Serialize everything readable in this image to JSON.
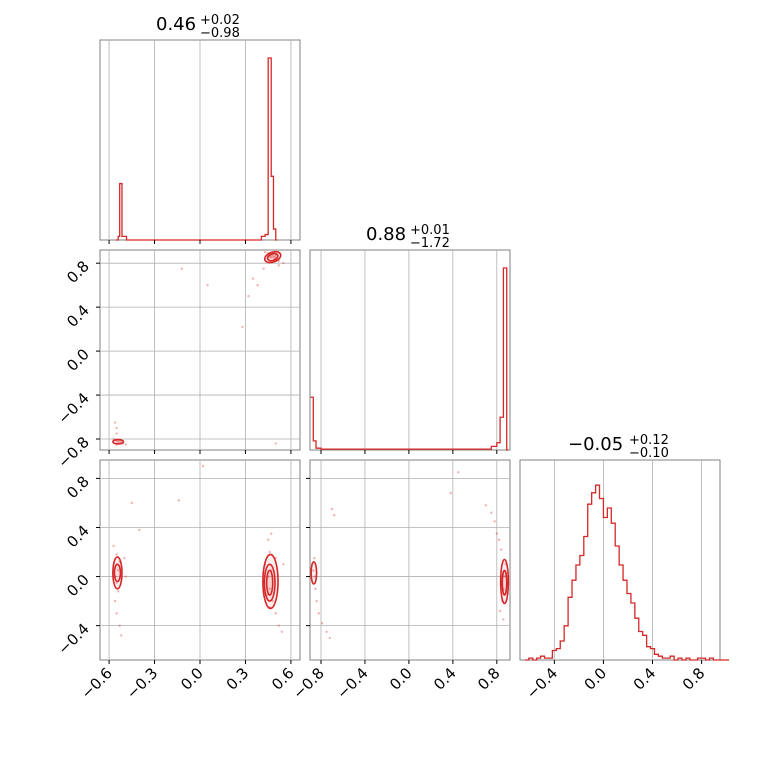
{
  "figure": {
    "titles": [
      {
        "value": "0.46",
        "plus": "+0.02",
        "minus": "−0.98"
      },
      {
        "value": "0.88",
        "plus": "+0.01",
        "minus": "−1.72"
      },
      {
        "value": "−0.05",
        "plus": "+0.12",
        "minus": "−0.10"
      }
    ],
    "colors": {
      "series": "#d62728",
      "grid": "#b0b0b0",
      "frame": "#808080",
      "background": "#ffffff"
    }
  },
  "chart_data": [
    {
      "type": "histogram",
      "panel": "p1-marginal",
      "x_range": [
        -0.66,
        0.66
      ],
      "x_ticks": [
        -0.6,
        -0.3,
        0.0,
        0.3,
        0.6
      ],
      "bins": [
        {
          "x0": -0.555,
          "x1": -0.54,
          "h": 0
        },
        {
          "x0": -0.54,
          "x1": -0.53,
          "h": 0.02
        },
        {
          "x0": -0.53,
          "x1": -0.515,
          "h": 0.31
        },
        {
          "x0": -0.515,
          "x1": -0.485,
          "h": 0.02
        },
        {
          "x0": -0.485,
          "x1": 0.405,
          "h": 0.0
        },
        {
          "x0": 0.405,
          "x1": 0.43,
          "h": 0.02
        },
        {
          "x0": 0.43,
          "x1": 0.45,
          "h": 0.03
        },
        {
          "x0": 0.45,
          "x1": 0.47,
          "h": 1.0
        },
        {
          "x0": 0.47,
          "x1": 0.485,
          "h": 0.35
        },
        {
          "x0": 0.485,
          "x1": 0.5,
          "h": 0.06
        },
        {
          "x0": 0.5,
          "x1": 0.51,
          "h": 0.0
        }
      ],
      "grid": true
    },
    {
      "type": "scatter",
      "panel": "p2-vs-p1",
      "x_range": [
        -0.66,
        0.66
      ],
      "y_range": [
        -0.9,
        0.92
      ],
      "y_ticks": [
        -0.8,
        -0.4,
        0.0,
        0.4,
        0.8
      ],
      "points": [
        [
          0.47,
          0.87
        ],
        [
          0.48,
          0.86
        ],
        [
          0.5,
          0.85
        ],
        [
          0.46,
          0.88
        ],
        [
          0.49,
          0.84
        ],
        [
          0.45,
          0.89
        ],
        [
          0.51,
          0.83
        ],
        [
          0.47,
          0.85
        ],
        [
          0.44,
          0.87
        ],
        [
          0.5,
          0.87
        ],
        [
          0.52,
          0.82
        ],
        [
          0.48,
          0.88
        ],
        [
          0.43,
          0.9
        ],
        [
          0.46,
          0.86
        ],
        [
          0.49,
          0.86
        ],
        [
          0.42,
          0.75
        ],
        [
          0.35,
          0.66
        ],
        [
          0.38,
          0.6
        ],
        [
          0.32,
          0.5
        ],
        [
          0.28,
          0.22
        ],
        [
          0.52,
          0.78
        ],
        [
          0.55,
          0.8
        ],
        [
          -0.12,
          0.75
        ],
        [
          0.05,
          0.6
        ],
        [
          -0.55,
          -0.82
        ],
        [
          -0.54,
          -0.83
        ],
        [
          -0.53,
          -0.84
        ],
        [
          -0.56,
          -0.81
        ],
        [
          -0.52,
          -0.83
        ],
        [
          -0.55,
          -0.85
        ],
        [
          -0.51,
          -0.84
        ],
        [
          -0.54,
          -0.81
        ],
        [
          -0.57,
          -0.8
        ],
        [
          -0.53,
          -0.82
        ],
        [
          -0.55,
          -0.7
        ],
        [
          -0.56,
          -0.65
        ],
        [
          -0.55,
          -0.75
        ],
        [
          -0.49,
          -0.85
        ],
        [
          0.5,
          -0.84
        ]
      ],
      "contours": [
        {
          "cx": 0.48,
          "cy": 0.855,
          "rx": 0.035,
          "ry": 0.03,
          "rot": 20
        },
        {
          "cx": 0.48,
          "cy": 0.855,
          "rx": 0.055,
          "ry": 0.045,
          "rot": 20
        },
        {
          "cx": -0.54,
          "cy": -0.825,
          "rx": 0.035,
          "ry": 0.02,
          "rot": 0
        }
      ],
      "grid": true
    },
    {
      "type": "histogram",
      "panel": "p2-marginal",
      "x_range": [
        -0.9,
        0.92
      ],
      "bins": [
        {
          "x0": -0.895,
          "x1": -0.87,
          "h": 0.29
        },
        {
          "x0": -0.87,
          "x1": -0.845,
          "h": 0.05
        },
        {
          "x0": -0.845,
          "x1": -0.8,
          "h": 0.01
        },
        {
          "x0": -0.8,
          "x1": 0.75,
          "h": 0.005
        },
        {
          "x0": 0.75,
          "x1": 0.8,
          "h": 0.02
        },
        {
          "x0": 0.8,
          "x1": 0.83,
          "h": 0.04
        },
        {
          "x0": 0.83,
          "x1": 0.86,
          "h": 0.18
        },
        {
          "x0": 0.86,
          "x1": 0.89,
          "h": 1.0
        },
        {
          "x0": 0.89,
          "x1": 0.905,
          "h": 0.0
        }
      ],
      "grid": true
    },
    {
      "type": "scatter",
      "panel": "p3-vs-p1",
      "x_range": [
        -0.66,
        0.66
      ],
      "y_range": [
        -0.68,
        0.95
      ],
      "y_ticks": [
        -0.4,
        0.0,
        0.4,
        0.8
      ],
      "points": [
        [
          -0.55,
          0.1
        ],
        [
          -0.54,
          0.05
        ],
        [
          -0.55,
          -0.05
        ],
        [
          -0.56,
          0.0
        ],
        [
          -0.53,
          0.12
        ],
        [
          -0.55,
          0.18
        ],
        [
          -0.54,
          -0.12
        ],
        [
          -0.56,
          -0.2
        ],
        [
          -0.55,
          -0.3
        ],
        [
          -0.53,
          -0.4
        ],
        [
          -0.52,
          -0.48
        ],
        [
          -0.57,
          0.25
        ],
        [
          -0.5,
          0.15
        ],
        [
          -0.49,
          0.0
        ],
        [
          -0.45,
          0.6
        ],
        [
          -0.4,
          0.38
        ],
        [
          -0.14,
          0.62
        ],
        [
          0.45,
          0.0
        ],
        [
          0.46,
          -0.1
        ],
        [
          0.47,
          0.05
        ],
        [
          0.44,
          -0.15
        ],
        [
          0.46,
          0.2
        ],
        [
          0.45,
          0.3
        ],
        [
          0.47,
          0.35
        ],
        [
          0.48,
          -0.2
        ],
        [
          0.46,
          -0.25
        ],
        [
          0.5,
          -0.3
        ],
        [
          0.52,
          -0.4
        ],
        [
          0.54,
          -0.45
        ],
        [
          0.43,
          0.1
        ],
        [
          0.42,
          -0.05
        ],
        [
          0.55,
          0.1
        ],
        [
          0.5,
          0.15
        ],
        [
          0.02,
          0.9
        ]
      ],
      "contours": [
        {
          "cx": -0.545,
          "cy": 0.03,
          "rx": 0.02,
          "ry": 0.07,
          "rot": 0
        },
        {
          "cx": -0.545,
          "cy": 0.03,
          "rx": 0.03,
          "ry": 0.13,
          "rot": 0
        },
        {
          "cx": 0.46,
          "cy": -0.05,
          "rx": 0.02,
          "ry": 0.1,
          "rot": 0
        },
        {
          "cx": 0.46,
          "cy": -0.05,
          "rx": 0.035,
          "ry": 0.15,
          "rot": 0
        },
        {
          "cx": 0.465,
          "cy": -0.04,
          "rx": 0.05,
          "ry": 0.22,
          "rot": 0
        }
      ],
      "grid": true
    },
    {
      "type": "scatter",
      "panel": "p3-vs-p2",
      "x_range": [
        -0.9,
        0.92
      ],
      "y_range": [
        -0.68,
        0.95
      ],
      "points": [
        [
          -0.87,
          0.05
        ],
        [
          -0.86,
          0.0
        ],
        [
          -0.88,
          0.1
        ],
        [
          -0.85,
          -0.1
        ],
        [
          -0.86,
          0.15
        ],
        [
          -0.84,
          -0.2
        ],
        [
          -0.82,
          -0.3
        ],
        [
          -0.79,
          -0.38
        ],
        [
          -0.75,
          -0.45
        ],
        [
          -0.72,
          -0.5
        ],
        [
          -0.68,
          0.5
        ],
        [
          -0.7,
          0.55
        ],
        [
          0.87,
          0.0
        ],
        [
          0.86,
          -0.1
        ],
        [
          0.88,
          0.1
        ],
        [
          0.85,
          -0.2
        ],
        [
          0.84,
          0.22
        ],
        [
          0.82,
          0.3
        ],
        [
          0.8,
          0.35
        ],
        [
          0.78,
          0.45
        ],
        [
          0.75,
          0.52
        ],
        [
          0.7,
          0.58
        ],
        [
          0.83,
          -0.28
        ],
        [
          0.86,
          -0.35
        ],
        [
          0.38,
          0.68
        ],
        [
          0.45,
          0.85
        ]
      ],
      "contours": [
        {
          "cx": -0.865,
          "cy": 0.03,
          "rx": 0.025,
          "ry": 0.09,
          "rot": 0
        },
        {
          "cx": 0.87,
          "cy": -0.05,
          "rx": 0.02,
          "ry": 0.1,
          "rot": 0
        },
        {
          "cx": 0.87,
          "cy": -0.04,
          "rx": 0.035,
          "ry": 0.18,
          "rot": 0
        }
      ],
      "grid": true
    },
    {
      "type": "histogram",
      "panel": "p3-marginal",
      "x_range": [
        -0.68,
        0.95
      ],
      "x_ticks": [
        -0.4,
        0.0,
        0.4,
        0.8
      ],
      "step_heights": [
        0.0,
        0.01,
        0.0,
        0.01,
        0.02,
        0.01,
        0.01,
        0.05,
        0.06,
        0.1,
        0.18,
        0.33,
        0.42,
        0.5,
        0.55,
        0.65,
        0.82,
        0.88,
        0.92,
        0.85,
        0.75,
        0.8,
        0.72,
        0.6,
        0.5,
        0.42,
        0.35,
        0.3,
        0.22,
        0.15,
        0.13,
        0.07,
        0.06,
        0.03,
        0.02,
        0.01,
        0.01,
        0.02,
        0.0,
        0.01,
        0.0,
        0.01,
        0.0,
        0.0,
        0.01,
        0.01,
        0.0,
        0.01,
        0.0,
        0.0,
        0.0,
        0.0
      ],
      "step_x0": -0.64,
      "step_dx": 0.032,
      "grid": true
    }
  ]
}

····················

What this task involves >> Of the lines in this listing, report how many contain the string "panel", and give the number only.

Exercise response >> 6